Restate the entries word for word, omitting nothing.

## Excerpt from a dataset

..............................

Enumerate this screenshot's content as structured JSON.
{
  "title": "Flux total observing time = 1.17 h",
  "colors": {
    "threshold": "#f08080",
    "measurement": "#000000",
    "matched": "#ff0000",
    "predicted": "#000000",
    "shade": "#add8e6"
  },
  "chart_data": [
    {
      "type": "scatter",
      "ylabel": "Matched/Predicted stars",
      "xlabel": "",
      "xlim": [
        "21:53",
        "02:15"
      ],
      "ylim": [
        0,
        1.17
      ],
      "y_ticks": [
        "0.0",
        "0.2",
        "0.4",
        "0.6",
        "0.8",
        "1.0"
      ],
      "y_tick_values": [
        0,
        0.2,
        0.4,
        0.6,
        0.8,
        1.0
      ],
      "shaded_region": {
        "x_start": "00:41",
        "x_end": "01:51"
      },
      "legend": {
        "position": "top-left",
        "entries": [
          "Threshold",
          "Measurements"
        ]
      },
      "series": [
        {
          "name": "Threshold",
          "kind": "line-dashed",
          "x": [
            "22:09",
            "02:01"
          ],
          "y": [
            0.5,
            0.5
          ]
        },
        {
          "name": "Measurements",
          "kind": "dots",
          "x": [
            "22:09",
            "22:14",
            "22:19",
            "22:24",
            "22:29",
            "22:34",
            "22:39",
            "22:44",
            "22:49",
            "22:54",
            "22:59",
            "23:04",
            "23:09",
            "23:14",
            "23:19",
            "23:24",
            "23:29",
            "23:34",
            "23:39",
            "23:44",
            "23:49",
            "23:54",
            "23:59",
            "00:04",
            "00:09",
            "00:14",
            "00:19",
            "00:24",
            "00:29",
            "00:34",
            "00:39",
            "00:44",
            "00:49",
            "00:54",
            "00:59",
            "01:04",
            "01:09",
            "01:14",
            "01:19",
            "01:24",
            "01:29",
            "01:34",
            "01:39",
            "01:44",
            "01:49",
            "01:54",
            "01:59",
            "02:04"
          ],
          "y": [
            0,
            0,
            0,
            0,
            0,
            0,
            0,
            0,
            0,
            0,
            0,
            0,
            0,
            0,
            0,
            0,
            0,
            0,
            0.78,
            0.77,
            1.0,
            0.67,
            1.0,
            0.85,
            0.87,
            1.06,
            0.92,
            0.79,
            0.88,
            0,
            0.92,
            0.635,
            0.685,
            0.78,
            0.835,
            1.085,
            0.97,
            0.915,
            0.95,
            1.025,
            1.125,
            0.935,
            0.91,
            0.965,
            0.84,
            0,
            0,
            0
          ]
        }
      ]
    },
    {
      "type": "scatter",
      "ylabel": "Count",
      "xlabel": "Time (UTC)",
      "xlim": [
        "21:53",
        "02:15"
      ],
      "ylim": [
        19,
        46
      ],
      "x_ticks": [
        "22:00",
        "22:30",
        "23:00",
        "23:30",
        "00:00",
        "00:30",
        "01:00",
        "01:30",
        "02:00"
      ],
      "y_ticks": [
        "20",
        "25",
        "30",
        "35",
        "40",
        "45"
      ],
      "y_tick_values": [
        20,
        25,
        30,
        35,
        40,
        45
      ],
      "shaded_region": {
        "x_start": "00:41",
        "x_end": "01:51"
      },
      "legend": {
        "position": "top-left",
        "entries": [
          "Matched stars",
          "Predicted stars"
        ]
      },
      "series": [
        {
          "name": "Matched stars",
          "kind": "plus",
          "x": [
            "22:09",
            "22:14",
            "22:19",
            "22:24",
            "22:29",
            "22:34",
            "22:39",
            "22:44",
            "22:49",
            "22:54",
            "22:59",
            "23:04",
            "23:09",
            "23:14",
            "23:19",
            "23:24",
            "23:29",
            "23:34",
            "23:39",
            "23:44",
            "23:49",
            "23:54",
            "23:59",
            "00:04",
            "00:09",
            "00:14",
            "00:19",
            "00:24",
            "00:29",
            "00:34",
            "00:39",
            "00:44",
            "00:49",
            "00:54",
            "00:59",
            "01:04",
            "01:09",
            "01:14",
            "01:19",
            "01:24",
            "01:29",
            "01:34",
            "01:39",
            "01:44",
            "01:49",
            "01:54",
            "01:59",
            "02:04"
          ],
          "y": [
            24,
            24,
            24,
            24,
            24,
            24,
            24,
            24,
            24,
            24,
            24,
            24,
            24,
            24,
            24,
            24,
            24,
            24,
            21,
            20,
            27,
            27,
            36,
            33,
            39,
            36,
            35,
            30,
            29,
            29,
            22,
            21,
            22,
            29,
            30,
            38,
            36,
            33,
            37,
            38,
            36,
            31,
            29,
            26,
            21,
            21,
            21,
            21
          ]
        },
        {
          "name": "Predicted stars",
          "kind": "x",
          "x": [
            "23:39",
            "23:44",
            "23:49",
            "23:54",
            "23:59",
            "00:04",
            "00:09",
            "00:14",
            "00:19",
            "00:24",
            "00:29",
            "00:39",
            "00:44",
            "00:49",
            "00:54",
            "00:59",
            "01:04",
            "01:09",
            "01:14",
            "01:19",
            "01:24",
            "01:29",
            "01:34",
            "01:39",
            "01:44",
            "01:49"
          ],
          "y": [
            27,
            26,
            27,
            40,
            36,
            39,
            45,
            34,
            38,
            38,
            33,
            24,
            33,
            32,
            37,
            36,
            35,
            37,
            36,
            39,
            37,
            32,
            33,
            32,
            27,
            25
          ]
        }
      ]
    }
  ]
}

..............................

## The answer
Enumerate this screenshot's content as structured JSON.
{
  "title": "Flux total observing time = 1.17 h",
  "colors": {
    "threshold": "#f08080",
    "measurement": "#000000",
    "matched": "#ff0000",
    "predicted": "#000000",
    "shade": "#add8e6"
  },
  "chart_data": [
    {
      "type": "scatter",
      "ylabel": "Matched/Predicted stars",
      "xlabel": "",
      "xlim": [
        "21:53",
        "02:15"
      ],
      "ylim": [
        0,
        1.17
      ],
      "y_ticks": [
        "0.0",
        "0.2",
        "0.4",
        "0.6",
        "0.8",
        "1.0"
      ],
      "y_tick_values": [
        0,
        0.2,
        0.4,
        0.6,
        0.8,
        1.0
      ],
      "shaded_region": {
        "x_start": "00:41",
        "x_end": "01:51"
      },
      "legend": {
        "position": "top-left",
        "entries": [
          "Threshold",
          "Measurements"
        ]
      },
      "series": [
        {
          "name": "Threshold",
          "kind": "line-dashed",
          "x": [
            "22:09",
            "02:01"
          ],
          "y": [
            0.5,
            0.5
          ]
        },
        {
          "name": "Measurements",
          "kind": "dots",
          "x": [
            "22:09",
            "22:14",
            "22:19",
            "22:24",
            "22:29",
            "22:34",
            "22:39",
            "22:44",
            "22:49",
            "22:54",
            "22:59",
            "23:04",
            "23:09",
            "23:14",
            "23:19",
            "23:24",
            "23:29",
            "23:34",
            "23:39",
            "23:44",
            "23:49",
            "23:54",
            "23:59",
            "00:04",
            "00:09",
            "00:14",
            "00:19",
            "00:24",
            "00:29",
            "00:34",
            "00:39",
            "00:44",
            "00:49",
            "00:54",
            "00:59",
            "01:04",
            "01:09",
            "01:14",
            "01:19",
            "01:24",
            "01:29",
            "01:34",
            "01:39",
            "01:44",
            "01:49",
            "01:54",
            "01:59",
            "02:04"
          ],
          "y": [
            0,
            0,
            0,
            0,
            0,
            0,
            0,
            0,
            0,
            0,
            0,
            0,
            0,
            0,
            0,
            0,
            0,
            0,
            0.78,
            0.77,
            1.0,
            0.67,
            1.0,
            0.85,
            0.87,
            1.06,
            0.92,
            0.79,
            0.88,
            0,
            0.92,
            0.635,
            0.685,
            0.78,
            0.835,
            1.085,
            0.97,
            0.915,
            0.95,
            1.025,
            1.125,
            0.935,
            0.91,
            0.965,
            0.84,
            0,
            0,
            0
          ]
        }
      ]
    },
    {
      "type": "scatter",
      "ylabel": "Count",
      "xlabel": "Time (UTC)",
      "xlim": [
        "21:53",
        "02:15"
      ],
      "ylim": [
        19,
        46
      ],
      "x_ticks": [
        "22:00",
        "22:30",
        "23:00",
        "23:30",
        "00:00",
        "00:30",
        "01:00",
        "01:30",
        "02:00"
      ],
      "y_ticks": [
        "20",
        "25",
        "30",
        "35",
        "40",
        "45"
      ],
      "y_tick_values": [
        20,
        25,
        30,
        35,
        40,
        45
      ],
      "shaded_region": {
        "x_start": "00:41",
        "x_end": "01:51"
      },
      "legend": {
        "position": "top-left",
        "entries": [
          "Matched stars",
          "Predicted stars"
        ]
      },
      "series": [
        {
          "name": "Matched stars",
          "kind": "plus",
          "x": [
            "22:09",
            "22:14",
            "22:19",
            "22:24",
            "22:29",
            "22:34",
            "22:39",
            "22:44",
            "22:49",
            "22:54",
            "22:59",
            "23:04",
            "23:09",
            "23:14",
            "23:19",
            "23:24",
            "23:29",
            "23:34",
            "23:39",
            "23:44",
            "23:49",
            "23:54",
            "23:59",
            "00:04",
            "00:09",
            "00:14",
            "00:19",
            "00:24",
            "00:29",
            "00:34",
            "00:39",
            "00:44",
            "00:49",
            "00:54",
            "00:59",
            "01:04",
            "01:09",
            "01:14",
            "01:19",
            "01:24",
            "01:29",
            "01:34",
            "01:39",
            "01:44",
            "01:49",
            "01:54",
            "01:59",
            "02:04"
          ],
          "y": [
            24,
            24,
            24,
            24,
            24,
            24,
            24,
            24,
            24,
            24,
            24,
            24,
            24,
            24,
            24,
            24,
            24,
            24,
            21,
            20,
            27,
            27,
            36,
            33,
            39,
            36,
            35,
            30,
            29,
            29,
            22,
            21,
            22,
            29,
            30,
            38,
            36,
            33,
            37,
            38,
            36,
            31,
            29,
            26,
            21,
            21,
            21,
            21
          ]
        },
        {
          "name": "Predicted stars",
          "kind": "x",
          "x": [
            "23:39",
            "23:44",
            "23:49",
            "23:54",
            "23:59",
            "00:04",
            "00:09",
            "00:14",
            "00:19",
            "00:24",
            "00:29",
            "00:39",
            "00:44",
            "00:49",
            "00:54",
            "00:59",
            "01:04",
            "01:09",
            "01:14",
            "01:19",
            "01:24",
            "01:29",
            "01:34",
            "01:39",
            "01:44",
            "01:49"
          ],
          "y": [
            27,
            26,
            27,
            40,
            36,
            39,
            45,
            34,
            38,
            38,
            33,
            24,
            33,
            32,
            37,
            36,
            35,
            37,
            36,
            39,
            37,
            32,
            33,
            32,
            27,
            25
          ]
        }
      ]
    }
  ]
}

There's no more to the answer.